* What you will do: Take the material below and write it all out again exactly.

Records from a dataset:
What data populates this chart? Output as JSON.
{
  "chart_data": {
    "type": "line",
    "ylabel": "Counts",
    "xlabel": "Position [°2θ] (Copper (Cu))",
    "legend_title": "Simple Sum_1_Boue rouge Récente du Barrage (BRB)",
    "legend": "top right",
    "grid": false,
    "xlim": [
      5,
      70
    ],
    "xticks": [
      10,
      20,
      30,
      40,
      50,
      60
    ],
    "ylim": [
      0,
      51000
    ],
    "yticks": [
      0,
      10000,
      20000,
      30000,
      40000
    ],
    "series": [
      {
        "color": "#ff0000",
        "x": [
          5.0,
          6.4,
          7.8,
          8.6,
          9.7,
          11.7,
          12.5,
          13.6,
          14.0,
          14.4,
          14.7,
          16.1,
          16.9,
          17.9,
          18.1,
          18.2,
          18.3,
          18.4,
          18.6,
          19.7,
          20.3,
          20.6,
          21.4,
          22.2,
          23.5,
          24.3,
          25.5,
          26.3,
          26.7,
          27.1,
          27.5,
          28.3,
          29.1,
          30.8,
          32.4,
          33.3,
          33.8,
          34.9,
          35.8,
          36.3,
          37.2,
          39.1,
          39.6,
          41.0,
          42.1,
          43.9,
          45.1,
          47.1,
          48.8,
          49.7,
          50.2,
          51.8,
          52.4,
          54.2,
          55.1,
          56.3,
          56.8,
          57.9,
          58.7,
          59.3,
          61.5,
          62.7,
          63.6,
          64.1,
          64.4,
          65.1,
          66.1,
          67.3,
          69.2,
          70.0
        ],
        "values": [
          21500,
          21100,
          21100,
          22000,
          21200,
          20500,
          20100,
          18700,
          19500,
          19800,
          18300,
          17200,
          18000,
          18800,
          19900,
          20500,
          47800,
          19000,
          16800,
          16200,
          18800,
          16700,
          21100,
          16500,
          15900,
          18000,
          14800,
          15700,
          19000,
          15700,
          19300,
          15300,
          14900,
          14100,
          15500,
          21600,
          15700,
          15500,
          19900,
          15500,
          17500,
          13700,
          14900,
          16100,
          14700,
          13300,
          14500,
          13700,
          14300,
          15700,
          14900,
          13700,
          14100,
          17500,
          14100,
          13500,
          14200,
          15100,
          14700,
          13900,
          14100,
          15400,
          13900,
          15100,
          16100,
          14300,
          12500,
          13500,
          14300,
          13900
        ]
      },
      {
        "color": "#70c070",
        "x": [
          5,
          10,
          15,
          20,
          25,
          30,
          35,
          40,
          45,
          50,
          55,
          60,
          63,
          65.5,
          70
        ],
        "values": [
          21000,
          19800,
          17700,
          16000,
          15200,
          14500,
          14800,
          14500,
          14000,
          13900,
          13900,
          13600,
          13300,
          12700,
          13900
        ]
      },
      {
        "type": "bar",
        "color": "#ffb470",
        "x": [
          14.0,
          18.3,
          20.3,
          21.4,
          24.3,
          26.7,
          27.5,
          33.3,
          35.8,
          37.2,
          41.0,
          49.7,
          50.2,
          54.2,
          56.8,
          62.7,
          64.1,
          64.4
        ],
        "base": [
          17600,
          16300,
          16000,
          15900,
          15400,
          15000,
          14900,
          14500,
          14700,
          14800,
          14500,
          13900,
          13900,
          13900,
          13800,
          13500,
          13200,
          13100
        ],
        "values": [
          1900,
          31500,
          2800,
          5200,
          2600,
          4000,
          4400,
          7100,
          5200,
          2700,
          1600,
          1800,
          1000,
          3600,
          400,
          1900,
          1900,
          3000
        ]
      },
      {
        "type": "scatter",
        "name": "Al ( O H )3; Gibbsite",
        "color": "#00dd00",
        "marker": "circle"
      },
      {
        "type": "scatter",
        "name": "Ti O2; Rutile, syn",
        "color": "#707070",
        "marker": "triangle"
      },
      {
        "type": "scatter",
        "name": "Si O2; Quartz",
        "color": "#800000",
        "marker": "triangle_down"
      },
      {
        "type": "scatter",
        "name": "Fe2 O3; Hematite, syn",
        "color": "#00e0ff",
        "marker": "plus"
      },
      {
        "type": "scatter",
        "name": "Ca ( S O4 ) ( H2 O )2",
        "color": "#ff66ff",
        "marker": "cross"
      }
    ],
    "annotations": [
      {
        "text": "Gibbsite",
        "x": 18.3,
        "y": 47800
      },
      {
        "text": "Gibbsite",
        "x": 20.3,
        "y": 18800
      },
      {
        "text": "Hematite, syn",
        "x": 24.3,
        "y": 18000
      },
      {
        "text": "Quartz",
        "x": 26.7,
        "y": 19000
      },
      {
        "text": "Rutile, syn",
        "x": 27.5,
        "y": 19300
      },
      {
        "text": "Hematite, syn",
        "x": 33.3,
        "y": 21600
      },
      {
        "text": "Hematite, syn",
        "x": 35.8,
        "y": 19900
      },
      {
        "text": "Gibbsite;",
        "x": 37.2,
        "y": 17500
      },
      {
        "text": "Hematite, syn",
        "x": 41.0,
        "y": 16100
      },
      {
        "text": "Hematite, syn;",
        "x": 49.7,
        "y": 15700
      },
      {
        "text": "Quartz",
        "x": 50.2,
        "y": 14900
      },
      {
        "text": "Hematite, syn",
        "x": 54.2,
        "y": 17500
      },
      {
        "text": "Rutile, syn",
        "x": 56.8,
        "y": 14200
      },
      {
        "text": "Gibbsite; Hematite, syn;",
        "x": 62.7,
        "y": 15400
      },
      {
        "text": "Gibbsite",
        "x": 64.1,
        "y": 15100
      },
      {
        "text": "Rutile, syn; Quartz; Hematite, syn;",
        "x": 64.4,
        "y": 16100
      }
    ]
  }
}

* In response:
What data populates this chart? Output as JSON.
{
  "chart_data": {
    "type": "line",
    "ylabel": "Counts",
    "xlabel": "Position [°2θ] (Copper (Cu))",
    "legend_title": "Simple Sum_1_Boue rouge Récente du Barrage (BRB)",
    "legend": "top right",
    "grid": false,
    "xlim": [
      5,
      70
    ],
    "xticks": [
      10,
      20,
      30,
      40,
      50,
      60
    ],
    "ylim": [
      0,
      51000
    ],
    "yticks": [
      0,
      10000,
      20000,
      30000,
      40000
    ],
    "series": [
      {
        "color": "#ff0000",
        "x": [
          5.0,
          6.4,
          7.8,
          8.6,
          9.7,
          11.7,
          12.5,
          13.6,
          14.0,
          14.4,
          14.7,
          16.1,
          16.9,
          17.9,
          18.1,
          18.2,
          18.3,
          18.4,
          18.6,
          19.7,
          20.3,
          20.6,
          21.4,
          22.2,
          23.5,
          24.3,
          25.5,
          26.3,
          26.7,
          27.1,
          27.5,
          28.3,
          29.1,
          30.8,
          32.4,
          33.3,
          33.8,
          34.9,
          35.8,
          36.3,
          37.2,
          39.1,
          39.6,
          41.0,
          42.1,
          43.9,
          45.1,
          47.1,
          48.8,
          49.7,
          50.2,
          51.8,
          52.4,
          54.2,
          55.1,
          56.3,
          56.8,
          57.9,
          58.7,
          59.3,
          61.5,
          62.7,
          63.6,
          64.1,
          64.4,
          65.1,
          66.1,
          67.3,
          69.2,
          70.0
        ],
        "values": [
          21500,
          21100,
          21100,
          22000,
          21200,
          20500,
          20100,
          18700,
          19500,
          19800,
          18300,
          17200,
          18000,
          18800,
          19900,
          20500,
          47800,
          19000,
          16800,
          16200,
          18800,
          16700,
          21100,
          16500,
          15900,
          18000,
          14800,
          15700,
          19000,
          15700,
          19300,
          15300,
          14900,
          14100,
          15500,
          21600,
          15700,
          15500,
          19900,
          15500,
          17500,
          13700,
          14900,
          16100,
          14700,
          13300,
          14500,
          13700,
          14300,
          15700,
          14900,
          13700,
          14100,
          17500,
          14100,
          13500,
          14200,
          15100,
          14700,
          13900,
          14100,
          15400,
          13900,
          15100,
          16100,
          14300,
          12500,
          13500,
          14300,
          13900
        ]
      },
      {
        "color": "#70c070",
        "x": [
          5,
          10,
          15,
          20,
          25,
          30,
          35,
          40,
          45,
          50,
          55,
          60,
          63,
          65.5,
          70
        ],
        "values": [
          21000,
          19800,
          17700,
          16000,
          15200,
          14500,
          14800,
          14500,
          14000,
          13900,
          13900,
          13600,
          13300,
          12700,
          13900
        ]
      },
      {
        "type": "bar",
        "color": "#ffb470",
        "x": [
          14.0,
          18.3,
          20.3,
          21.4,
          24.3,
          26.7,
          27.5,
          33.3,
          35.8,
          37.2,
          41.0,
          49.7,
          50.2,
          54.2,
          56.8,
          62.7,
          64.1,
          64.4
        ],
        "base": [
          17600,
          16300,
          16000,
          15900,
          15400,
          15000,
          14900,
          14500,
          14700,
          14800,
          14500,
          13900,
          13900,
          13900,
          13800,
          13500,
          13200,
          13100
        ],
        "values": [
          1900,
          31500,
          2800,
          5200,
          2600,
          4000,
          4400,
          7100,
          5200,
          2700,
          1600,
          1800,
          1000,
          3600,
          400,
          1900,
          1900,
          3000
        ]
      },
      {
        "type": "scatter",
        "name": "Al ( O H )3; Gibbsite",
        "color": "#00dd00",
        "marker": "circle"
      },
      {
        "type": "scatter",
        "name": "Ti O2; Rutile, syn",
        "color": "#707070",
        "marker": "triangle"
      },
      {
        "type": "scatter",
        "name": "Si O2; Quartz",
        "color": "#800000",
        "marker": "triangle_down"
      },
      {
        "type": "scatter",
        "name": "Fe2 O3; Hematite, syn",
        "color": "#00e0ff",
        "marker": "plus"
      },
      {
        "type": "scatter",
        "name": "Ca ( S O4 ) ( H2 O )2",
        "color": "#ff66ff",
        "marker": "cross"
      }
    ],
    "annotations": [
      {
        "text": "Gibbsite",
        "x": 18.3,
        "y": 47800
      },
      {
        "text": "Gibbsite",
        "x": 20.3,
        "y": 18800
      },
      {
        "text": "Hematite, syn",
        "x": 24.3,
        "y": 18000
      },
      {
        "text": "Quartz",
        "x": 26.7,
        "y": 19000
      },
      {
        "text": "Rutile, syn",
        "x": 27.5,
        "y": 19300
      },
      {
        "text": "Hematite, syn",
        "x": 33.3,
        "y": 21600
      },
      {
        "text": "Hematite, syn",
        "x": 35.8,
        "y": 19900
      },
      {
        "text": "Gibbsite;",
        "x": 37.2,
        "y": 17500
      },
      {
        "text": "Hematite, syn",
        "x": 41.0,
        "y": 16100
      },
      {
        "text": "Hematite, syn;",
        "x": 49.7,
        "y": 15700
      },
      {
        "text": "Quartz",
        "x": 50.2,
        "y": 14900
      },
      {
        "text": "Hematite, syn",
        "x": 54.2,
        "y": 17500
      },
      {
        "text": "Rutile, syn",
        "x": 56.8,
        "y": 14200
      },
      {
        "text": "Gibbsite; Hematite, syn;",
        "x": 62.7,
        "y": 15400
      },
      {
        "text": "Gibbsite",
        "x": 64.1,
        "y": 15100
      },
      {
        "text": "Rutile, syn; Quartz; Hematite, syn;",
        "x": 64.4,
        "y": 16100
      }
    ]
  }
}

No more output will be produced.